Where a line in the listing below contains the word "count", copy that line.
☆ ☆ ☆ ☆ ☆
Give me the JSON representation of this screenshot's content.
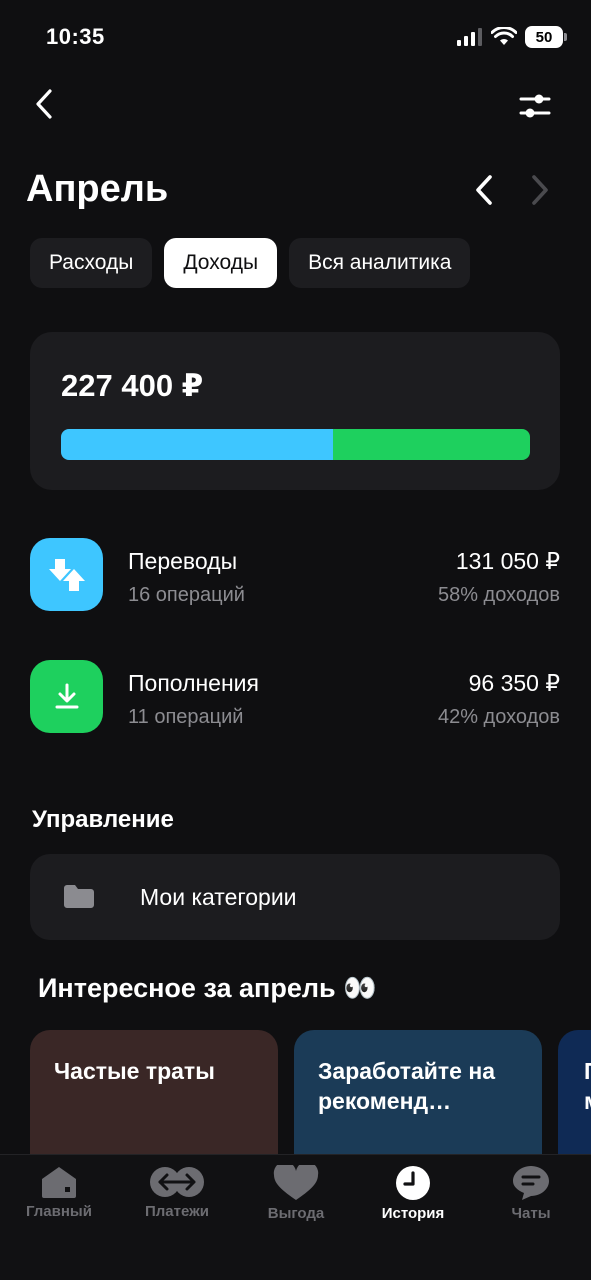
{
  "status_bar": {
    "time": "10:35",
    "battery": "50"
  },
  "header": {
    "back_icon": "chevron-left-icon",
    "filter_icon": "sliders-icon"
  },
  "month": {
    "title": "Апрель",
    "prev_icon": "chevron-left-icon",
    "next_icon": "chevron-right-icon"
  },
  "tabs": [
    {
      "label": "Расходы",
      "active": false
    },
    {
      "label": "Доходы",
      "active": true
    },
    {
      "label": "Вся аналитика",
      "active": false
    }
  ],
  "summary": {
    "total": "227 400 ₽",
    "segments": [
      {
        "share": 0.58,
        "color": "#3ec6ff"
      },
      {
        "share": 0.42,
        "color": "#1ed05e"
      }
    ]
  },
  "operations": [
    {
      "name": "Переводы",
      "count": "16 операций",
      "amount": "131 050 ₽",
      "share": "58% доходов",
      "icon": "transfer-arrows-icon",
      "color": "#3ec6ff"
    },
    {
      "name": "Пополнения",
      "count": "11 операций",
      "amount": "96 350 ₽",
      "share": "42% доходов",
      "icon": "download-icon",
      "color": "#1ed05e"
    }
  ],
  "management": {
    "title": "Управление",
    "item_label": "Мои категории",
    "item_icon": "folder-icon"
  },
  "interesting": {
    "title": "Интересное за апрель 👀",
    "stories": [
      {
        "text": "Частые траты",
        "color": "#3a2726"
      },
      {
        "text": "Заработайте на рекоменд…",
        "color": "#1b3b57"
      },
      {
        "text": "П м",
        "color": "#0f2a55"
      }
    ]
  },
  "tab_bar": [
    {
      "label": "Главный",
      "icon": "home-icon",
      "active": false
    },
    {
      "label": "Платежи",
      "icon": "payments-arrows-icon",
      "active": false
    },
    {
      "label": "Выгода",
      "icon": "heart-icon",
      "active": false
    },
    {
      "label": "История",
      "icon": "clock-icon",
      "active": true
    },
    {
      "label": "Чаты",
      "icon": "chat-icon",
      "active": false
    }
  ]
}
☆ ☆ ☆ ☆ ☆
**Right answer:**
      "count": "16 операций",
      "count": "11 операций",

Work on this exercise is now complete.